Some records
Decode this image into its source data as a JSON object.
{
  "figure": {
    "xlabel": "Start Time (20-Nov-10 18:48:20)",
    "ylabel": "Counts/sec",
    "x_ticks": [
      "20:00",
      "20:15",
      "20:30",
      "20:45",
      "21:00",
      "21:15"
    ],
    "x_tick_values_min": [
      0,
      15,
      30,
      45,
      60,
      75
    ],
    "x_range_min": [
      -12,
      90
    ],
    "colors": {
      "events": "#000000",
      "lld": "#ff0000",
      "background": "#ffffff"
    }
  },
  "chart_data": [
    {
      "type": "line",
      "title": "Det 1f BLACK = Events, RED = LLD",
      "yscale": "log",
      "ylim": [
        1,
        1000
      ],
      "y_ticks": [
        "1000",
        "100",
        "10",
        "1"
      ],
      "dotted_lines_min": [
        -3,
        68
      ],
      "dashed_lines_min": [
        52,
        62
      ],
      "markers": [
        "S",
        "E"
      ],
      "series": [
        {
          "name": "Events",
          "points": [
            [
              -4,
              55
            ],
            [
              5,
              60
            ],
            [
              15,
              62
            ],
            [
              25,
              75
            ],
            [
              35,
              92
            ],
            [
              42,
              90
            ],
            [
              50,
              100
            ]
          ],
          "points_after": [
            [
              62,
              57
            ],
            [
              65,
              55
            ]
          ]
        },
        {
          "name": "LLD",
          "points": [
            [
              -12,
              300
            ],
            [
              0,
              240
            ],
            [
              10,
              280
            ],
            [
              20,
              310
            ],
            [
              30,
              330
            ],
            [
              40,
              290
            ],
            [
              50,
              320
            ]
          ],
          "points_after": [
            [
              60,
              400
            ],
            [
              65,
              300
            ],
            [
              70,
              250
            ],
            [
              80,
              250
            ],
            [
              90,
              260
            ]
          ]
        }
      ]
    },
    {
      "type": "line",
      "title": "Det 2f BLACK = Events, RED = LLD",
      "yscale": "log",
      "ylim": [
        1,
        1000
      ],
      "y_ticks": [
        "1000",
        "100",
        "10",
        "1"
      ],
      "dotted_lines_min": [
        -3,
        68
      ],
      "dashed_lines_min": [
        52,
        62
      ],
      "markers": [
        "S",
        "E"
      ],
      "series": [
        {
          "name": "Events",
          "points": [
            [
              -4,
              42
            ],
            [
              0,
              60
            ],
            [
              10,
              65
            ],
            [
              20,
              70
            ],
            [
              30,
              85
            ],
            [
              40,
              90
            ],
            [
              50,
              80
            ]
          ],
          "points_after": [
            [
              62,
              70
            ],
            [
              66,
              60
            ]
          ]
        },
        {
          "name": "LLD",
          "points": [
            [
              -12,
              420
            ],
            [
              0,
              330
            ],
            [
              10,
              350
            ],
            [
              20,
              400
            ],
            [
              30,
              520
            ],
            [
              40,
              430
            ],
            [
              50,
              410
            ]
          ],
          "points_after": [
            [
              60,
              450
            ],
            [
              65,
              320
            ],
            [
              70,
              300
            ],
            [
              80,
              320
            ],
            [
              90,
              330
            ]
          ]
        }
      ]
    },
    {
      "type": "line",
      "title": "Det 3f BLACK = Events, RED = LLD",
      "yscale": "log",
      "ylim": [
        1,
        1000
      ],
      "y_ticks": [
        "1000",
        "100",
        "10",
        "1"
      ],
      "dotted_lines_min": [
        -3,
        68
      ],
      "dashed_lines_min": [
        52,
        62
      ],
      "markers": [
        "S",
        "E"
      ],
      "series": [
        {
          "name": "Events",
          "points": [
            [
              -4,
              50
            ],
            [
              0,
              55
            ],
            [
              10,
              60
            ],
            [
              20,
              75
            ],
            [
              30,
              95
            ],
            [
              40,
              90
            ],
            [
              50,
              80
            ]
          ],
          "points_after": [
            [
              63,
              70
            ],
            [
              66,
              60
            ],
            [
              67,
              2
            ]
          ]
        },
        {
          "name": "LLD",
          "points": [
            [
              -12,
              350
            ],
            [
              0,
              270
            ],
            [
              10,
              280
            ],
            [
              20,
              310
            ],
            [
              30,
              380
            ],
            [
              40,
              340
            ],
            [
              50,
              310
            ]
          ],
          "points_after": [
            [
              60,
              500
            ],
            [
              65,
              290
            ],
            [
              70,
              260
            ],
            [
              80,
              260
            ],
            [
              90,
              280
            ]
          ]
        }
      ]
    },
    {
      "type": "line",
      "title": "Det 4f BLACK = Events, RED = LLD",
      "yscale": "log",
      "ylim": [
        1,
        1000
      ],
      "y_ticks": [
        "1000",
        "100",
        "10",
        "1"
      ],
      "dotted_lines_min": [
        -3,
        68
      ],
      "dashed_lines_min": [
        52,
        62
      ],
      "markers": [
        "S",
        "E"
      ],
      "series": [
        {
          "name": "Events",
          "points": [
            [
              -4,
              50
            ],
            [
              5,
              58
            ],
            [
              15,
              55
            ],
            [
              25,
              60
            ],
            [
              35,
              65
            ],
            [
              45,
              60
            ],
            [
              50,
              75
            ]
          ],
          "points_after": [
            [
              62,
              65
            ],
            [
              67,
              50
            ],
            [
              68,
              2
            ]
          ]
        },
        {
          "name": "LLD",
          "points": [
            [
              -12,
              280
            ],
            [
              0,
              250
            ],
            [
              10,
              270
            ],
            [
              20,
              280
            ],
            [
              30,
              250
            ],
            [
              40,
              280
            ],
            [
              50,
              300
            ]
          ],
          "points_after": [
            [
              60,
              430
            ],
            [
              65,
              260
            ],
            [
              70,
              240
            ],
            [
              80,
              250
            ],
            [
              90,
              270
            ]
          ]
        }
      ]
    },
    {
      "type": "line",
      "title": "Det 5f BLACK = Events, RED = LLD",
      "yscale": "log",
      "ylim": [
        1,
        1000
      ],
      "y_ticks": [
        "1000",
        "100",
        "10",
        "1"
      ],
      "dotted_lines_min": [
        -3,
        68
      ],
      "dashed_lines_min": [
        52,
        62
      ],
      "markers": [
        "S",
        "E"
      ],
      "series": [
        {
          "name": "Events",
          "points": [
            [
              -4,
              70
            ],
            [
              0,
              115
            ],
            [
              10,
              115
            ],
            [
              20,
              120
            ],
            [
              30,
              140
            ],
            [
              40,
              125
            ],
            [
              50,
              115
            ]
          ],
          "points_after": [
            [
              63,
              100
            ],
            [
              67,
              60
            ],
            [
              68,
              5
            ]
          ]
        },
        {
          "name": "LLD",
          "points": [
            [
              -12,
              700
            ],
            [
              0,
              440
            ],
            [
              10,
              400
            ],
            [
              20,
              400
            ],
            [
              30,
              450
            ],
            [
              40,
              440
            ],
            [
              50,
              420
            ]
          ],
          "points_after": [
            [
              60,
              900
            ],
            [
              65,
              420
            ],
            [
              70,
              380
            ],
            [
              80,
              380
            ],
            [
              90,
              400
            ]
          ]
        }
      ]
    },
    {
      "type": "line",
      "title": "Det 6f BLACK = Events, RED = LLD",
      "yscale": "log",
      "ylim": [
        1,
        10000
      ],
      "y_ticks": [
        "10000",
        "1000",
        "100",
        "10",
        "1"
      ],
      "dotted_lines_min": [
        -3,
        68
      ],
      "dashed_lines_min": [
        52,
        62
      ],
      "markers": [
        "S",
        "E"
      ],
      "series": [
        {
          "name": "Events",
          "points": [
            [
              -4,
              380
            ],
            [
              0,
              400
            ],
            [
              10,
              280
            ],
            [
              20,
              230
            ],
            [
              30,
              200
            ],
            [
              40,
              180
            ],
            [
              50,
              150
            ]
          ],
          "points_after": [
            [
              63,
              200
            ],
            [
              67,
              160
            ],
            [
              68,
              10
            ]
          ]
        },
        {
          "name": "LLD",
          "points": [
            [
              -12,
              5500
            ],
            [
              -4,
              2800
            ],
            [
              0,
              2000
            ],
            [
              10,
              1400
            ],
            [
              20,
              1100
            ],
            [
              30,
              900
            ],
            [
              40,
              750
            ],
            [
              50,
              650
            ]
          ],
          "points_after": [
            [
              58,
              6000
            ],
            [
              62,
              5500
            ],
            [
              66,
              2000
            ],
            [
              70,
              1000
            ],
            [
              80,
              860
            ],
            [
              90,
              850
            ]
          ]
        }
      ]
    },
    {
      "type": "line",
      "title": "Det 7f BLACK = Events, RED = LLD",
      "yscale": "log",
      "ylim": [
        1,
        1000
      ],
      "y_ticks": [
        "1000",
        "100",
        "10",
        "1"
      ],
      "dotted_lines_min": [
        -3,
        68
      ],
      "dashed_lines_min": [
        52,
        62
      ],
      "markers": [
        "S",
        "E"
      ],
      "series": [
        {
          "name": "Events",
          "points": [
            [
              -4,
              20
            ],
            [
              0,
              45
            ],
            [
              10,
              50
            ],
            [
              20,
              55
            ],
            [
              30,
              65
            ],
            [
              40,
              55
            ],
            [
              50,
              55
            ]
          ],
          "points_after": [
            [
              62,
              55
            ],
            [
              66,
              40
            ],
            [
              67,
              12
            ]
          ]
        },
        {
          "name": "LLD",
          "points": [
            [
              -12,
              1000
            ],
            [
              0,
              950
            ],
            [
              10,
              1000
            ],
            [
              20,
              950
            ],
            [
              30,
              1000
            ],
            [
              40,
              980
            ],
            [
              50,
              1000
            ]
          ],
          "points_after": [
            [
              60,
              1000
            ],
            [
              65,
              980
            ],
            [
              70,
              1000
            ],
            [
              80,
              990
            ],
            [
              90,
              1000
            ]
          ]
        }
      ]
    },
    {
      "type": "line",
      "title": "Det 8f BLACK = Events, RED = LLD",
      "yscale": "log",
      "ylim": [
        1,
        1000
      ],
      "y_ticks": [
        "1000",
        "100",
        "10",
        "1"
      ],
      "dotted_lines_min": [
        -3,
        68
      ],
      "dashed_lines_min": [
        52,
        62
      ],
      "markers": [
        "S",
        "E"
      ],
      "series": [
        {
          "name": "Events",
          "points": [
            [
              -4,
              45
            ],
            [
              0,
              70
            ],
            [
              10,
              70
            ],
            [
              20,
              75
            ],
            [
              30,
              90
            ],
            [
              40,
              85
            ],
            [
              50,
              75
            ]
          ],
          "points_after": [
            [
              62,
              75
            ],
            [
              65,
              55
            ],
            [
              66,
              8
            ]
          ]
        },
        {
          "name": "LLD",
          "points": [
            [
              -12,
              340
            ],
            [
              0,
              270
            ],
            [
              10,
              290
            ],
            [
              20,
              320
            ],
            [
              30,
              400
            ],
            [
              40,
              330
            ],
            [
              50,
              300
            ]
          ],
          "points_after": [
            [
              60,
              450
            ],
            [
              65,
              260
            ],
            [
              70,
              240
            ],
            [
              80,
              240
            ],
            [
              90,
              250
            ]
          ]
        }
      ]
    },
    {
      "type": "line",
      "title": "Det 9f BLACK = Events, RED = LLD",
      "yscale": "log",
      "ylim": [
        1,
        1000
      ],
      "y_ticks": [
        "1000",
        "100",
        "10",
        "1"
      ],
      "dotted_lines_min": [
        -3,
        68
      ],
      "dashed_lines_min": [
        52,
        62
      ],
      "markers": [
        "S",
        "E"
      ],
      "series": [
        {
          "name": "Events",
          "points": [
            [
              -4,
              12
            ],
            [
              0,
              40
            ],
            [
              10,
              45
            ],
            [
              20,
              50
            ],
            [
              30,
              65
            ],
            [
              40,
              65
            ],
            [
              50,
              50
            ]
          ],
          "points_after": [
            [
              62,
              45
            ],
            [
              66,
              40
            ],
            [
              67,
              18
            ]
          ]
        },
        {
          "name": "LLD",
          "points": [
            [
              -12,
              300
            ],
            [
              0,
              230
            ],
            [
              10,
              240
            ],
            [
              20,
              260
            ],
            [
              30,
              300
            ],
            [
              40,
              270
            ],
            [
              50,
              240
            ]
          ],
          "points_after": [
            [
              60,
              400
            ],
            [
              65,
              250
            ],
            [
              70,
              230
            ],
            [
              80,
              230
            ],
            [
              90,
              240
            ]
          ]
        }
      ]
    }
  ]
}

Exercise goal — From the material above, count the lines that include "title" and give only the total.

Solution to the exercise — 9